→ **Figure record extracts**
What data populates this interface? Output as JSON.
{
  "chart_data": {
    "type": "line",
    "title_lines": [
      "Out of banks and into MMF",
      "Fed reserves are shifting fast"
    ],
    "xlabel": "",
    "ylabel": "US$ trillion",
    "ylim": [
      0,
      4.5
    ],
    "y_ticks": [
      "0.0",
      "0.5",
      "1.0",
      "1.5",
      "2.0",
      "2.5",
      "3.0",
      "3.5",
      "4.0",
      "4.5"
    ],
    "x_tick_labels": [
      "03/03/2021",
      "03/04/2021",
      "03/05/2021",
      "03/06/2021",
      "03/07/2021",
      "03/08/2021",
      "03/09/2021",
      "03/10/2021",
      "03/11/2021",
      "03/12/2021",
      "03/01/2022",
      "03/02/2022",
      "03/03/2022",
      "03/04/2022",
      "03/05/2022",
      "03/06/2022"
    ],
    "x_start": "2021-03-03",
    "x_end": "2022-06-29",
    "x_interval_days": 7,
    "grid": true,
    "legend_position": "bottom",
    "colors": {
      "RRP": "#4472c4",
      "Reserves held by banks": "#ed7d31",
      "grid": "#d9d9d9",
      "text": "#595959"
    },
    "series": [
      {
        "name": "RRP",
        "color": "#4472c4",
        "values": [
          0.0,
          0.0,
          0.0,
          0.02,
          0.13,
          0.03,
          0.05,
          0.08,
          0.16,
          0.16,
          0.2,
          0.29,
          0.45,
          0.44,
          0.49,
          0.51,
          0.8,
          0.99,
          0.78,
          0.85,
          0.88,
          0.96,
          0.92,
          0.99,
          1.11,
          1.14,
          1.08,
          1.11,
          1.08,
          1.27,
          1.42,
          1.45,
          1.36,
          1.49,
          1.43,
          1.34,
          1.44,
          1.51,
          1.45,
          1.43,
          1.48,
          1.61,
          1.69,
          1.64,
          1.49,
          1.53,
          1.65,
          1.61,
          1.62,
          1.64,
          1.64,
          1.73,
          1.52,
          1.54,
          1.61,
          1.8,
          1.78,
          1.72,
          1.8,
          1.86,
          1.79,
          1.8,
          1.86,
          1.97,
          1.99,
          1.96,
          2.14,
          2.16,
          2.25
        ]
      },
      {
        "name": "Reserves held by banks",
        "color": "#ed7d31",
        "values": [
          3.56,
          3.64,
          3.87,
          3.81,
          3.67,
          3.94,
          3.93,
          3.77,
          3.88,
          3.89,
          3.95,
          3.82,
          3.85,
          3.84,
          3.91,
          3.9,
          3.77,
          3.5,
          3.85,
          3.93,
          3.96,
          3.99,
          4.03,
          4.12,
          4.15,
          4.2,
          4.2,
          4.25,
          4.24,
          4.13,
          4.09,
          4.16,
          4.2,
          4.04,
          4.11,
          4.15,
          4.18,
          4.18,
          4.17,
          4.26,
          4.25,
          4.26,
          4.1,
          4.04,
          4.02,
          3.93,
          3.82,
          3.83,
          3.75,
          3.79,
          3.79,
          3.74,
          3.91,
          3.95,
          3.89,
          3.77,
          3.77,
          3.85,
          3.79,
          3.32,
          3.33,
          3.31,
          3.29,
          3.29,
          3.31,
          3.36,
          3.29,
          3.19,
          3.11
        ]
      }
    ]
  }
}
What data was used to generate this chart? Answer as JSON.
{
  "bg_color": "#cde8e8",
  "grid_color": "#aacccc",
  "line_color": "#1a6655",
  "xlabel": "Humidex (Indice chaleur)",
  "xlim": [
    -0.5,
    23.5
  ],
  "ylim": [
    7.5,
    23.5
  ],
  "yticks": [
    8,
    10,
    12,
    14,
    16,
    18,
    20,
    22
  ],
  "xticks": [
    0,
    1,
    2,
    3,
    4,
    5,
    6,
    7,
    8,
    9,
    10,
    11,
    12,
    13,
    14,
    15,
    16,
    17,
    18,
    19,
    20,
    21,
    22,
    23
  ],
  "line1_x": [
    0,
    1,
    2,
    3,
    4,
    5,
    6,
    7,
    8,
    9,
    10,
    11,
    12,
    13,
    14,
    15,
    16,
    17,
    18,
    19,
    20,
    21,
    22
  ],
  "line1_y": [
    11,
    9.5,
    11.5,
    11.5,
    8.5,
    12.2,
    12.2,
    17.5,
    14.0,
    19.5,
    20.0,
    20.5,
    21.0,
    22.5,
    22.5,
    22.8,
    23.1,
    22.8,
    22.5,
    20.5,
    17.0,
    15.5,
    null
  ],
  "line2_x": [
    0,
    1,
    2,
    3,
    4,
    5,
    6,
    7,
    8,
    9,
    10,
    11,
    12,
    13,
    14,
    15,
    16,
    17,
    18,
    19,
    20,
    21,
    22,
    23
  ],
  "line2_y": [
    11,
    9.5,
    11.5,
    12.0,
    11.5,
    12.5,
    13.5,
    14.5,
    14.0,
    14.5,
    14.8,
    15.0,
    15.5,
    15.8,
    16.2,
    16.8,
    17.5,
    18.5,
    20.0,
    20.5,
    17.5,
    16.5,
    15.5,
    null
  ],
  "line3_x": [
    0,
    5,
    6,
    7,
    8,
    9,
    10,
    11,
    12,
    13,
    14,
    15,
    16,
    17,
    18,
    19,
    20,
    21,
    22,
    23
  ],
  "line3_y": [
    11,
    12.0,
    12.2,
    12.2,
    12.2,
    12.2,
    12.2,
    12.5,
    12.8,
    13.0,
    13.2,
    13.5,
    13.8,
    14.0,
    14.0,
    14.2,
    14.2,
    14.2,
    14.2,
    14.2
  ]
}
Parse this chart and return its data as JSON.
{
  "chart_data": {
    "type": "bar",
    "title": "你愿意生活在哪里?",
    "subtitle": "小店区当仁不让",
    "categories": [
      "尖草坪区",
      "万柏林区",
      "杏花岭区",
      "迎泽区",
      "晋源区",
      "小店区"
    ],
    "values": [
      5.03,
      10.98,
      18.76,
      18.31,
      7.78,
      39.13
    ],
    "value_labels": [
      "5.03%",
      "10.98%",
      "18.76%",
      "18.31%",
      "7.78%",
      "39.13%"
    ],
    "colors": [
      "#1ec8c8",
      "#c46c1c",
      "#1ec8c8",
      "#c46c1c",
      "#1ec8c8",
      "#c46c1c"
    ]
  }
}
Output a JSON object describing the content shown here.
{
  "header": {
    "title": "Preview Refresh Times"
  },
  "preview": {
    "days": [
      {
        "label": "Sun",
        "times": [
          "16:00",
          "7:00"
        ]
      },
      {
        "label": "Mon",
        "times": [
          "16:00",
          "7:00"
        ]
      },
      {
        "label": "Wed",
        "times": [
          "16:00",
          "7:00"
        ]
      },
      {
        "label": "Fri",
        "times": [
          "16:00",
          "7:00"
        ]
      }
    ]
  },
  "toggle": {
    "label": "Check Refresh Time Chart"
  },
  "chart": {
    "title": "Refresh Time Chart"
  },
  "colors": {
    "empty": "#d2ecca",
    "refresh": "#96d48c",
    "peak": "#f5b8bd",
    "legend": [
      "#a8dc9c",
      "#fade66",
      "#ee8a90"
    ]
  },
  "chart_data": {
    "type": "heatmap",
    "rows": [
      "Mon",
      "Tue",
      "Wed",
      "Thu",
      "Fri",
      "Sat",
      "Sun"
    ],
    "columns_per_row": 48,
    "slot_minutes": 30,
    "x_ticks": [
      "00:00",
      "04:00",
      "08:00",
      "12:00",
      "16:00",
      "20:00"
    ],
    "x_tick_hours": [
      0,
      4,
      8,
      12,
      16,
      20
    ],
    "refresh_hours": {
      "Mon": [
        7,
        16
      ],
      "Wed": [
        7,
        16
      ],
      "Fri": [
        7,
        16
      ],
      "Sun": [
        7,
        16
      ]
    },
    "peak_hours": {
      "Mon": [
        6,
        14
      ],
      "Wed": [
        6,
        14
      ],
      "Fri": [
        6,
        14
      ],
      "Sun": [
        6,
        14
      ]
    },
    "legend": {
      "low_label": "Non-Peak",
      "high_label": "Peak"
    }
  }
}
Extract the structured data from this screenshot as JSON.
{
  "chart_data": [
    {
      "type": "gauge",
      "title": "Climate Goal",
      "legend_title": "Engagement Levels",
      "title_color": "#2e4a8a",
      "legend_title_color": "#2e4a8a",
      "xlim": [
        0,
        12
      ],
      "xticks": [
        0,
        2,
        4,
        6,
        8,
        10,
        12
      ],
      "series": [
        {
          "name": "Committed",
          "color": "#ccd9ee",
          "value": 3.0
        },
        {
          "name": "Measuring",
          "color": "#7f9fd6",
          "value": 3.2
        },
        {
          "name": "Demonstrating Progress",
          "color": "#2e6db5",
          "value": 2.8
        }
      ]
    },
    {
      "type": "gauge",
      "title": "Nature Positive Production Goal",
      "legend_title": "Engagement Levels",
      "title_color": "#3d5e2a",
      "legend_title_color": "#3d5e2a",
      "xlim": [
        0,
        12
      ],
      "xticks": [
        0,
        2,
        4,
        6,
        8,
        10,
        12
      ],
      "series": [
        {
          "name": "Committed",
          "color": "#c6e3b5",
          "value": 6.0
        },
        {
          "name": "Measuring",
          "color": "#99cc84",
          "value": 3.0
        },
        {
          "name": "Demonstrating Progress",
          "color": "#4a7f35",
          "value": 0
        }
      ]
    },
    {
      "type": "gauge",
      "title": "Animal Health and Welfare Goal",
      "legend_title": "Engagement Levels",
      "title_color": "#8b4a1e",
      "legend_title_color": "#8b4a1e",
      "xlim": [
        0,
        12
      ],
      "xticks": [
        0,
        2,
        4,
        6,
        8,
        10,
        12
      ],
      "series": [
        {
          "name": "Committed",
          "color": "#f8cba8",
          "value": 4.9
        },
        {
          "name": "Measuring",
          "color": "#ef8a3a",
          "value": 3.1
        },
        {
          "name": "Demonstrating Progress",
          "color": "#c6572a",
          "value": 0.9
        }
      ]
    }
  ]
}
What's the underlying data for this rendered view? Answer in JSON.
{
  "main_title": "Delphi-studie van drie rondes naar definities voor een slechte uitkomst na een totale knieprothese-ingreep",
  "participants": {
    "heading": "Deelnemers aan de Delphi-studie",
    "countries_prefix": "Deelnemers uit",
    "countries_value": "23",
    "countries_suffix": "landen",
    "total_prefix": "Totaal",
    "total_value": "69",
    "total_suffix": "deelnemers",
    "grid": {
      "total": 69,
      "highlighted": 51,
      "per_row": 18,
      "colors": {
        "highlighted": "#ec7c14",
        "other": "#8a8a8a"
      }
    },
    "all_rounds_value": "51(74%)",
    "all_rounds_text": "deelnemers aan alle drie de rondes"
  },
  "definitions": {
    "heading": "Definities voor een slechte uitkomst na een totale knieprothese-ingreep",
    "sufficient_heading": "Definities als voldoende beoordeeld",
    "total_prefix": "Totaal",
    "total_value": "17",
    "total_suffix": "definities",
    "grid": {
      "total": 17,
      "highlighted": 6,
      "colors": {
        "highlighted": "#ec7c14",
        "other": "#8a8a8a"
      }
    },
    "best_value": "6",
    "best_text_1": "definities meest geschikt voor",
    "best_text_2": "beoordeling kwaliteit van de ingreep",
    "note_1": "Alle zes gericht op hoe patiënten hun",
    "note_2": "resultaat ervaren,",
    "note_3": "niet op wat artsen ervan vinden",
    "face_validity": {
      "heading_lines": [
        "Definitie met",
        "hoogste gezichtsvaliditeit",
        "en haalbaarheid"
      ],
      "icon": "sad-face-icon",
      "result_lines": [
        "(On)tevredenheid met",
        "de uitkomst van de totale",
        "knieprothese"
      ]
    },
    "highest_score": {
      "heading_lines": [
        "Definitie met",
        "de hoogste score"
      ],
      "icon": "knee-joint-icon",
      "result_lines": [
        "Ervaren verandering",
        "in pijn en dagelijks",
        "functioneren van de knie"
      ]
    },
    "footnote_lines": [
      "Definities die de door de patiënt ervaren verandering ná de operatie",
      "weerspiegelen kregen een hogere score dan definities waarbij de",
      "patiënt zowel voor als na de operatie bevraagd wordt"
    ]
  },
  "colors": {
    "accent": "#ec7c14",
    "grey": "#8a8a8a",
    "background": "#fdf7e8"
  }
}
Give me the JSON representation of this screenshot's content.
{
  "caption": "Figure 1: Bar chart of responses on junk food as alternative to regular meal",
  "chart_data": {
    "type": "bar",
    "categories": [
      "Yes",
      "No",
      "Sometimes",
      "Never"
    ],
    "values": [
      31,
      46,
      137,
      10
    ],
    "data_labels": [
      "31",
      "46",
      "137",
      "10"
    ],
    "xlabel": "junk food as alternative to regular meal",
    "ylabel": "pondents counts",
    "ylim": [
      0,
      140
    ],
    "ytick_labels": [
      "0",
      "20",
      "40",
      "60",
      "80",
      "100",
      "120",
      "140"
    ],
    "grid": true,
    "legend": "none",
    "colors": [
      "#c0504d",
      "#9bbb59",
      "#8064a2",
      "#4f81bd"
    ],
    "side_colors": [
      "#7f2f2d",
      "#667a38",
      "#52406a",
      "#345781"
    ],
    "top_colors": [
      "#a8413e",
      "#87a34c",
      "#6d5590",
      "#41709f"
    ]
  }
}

→ **Goal of the exercise**
In the listing above, locate each line with "meal" and copy it.

→ **Completed task**
  "caption": "Figure 1: Bar chart of responses on junk food as alternative to regular meal",
    "xlabel": "junk food as alternative to regular meal",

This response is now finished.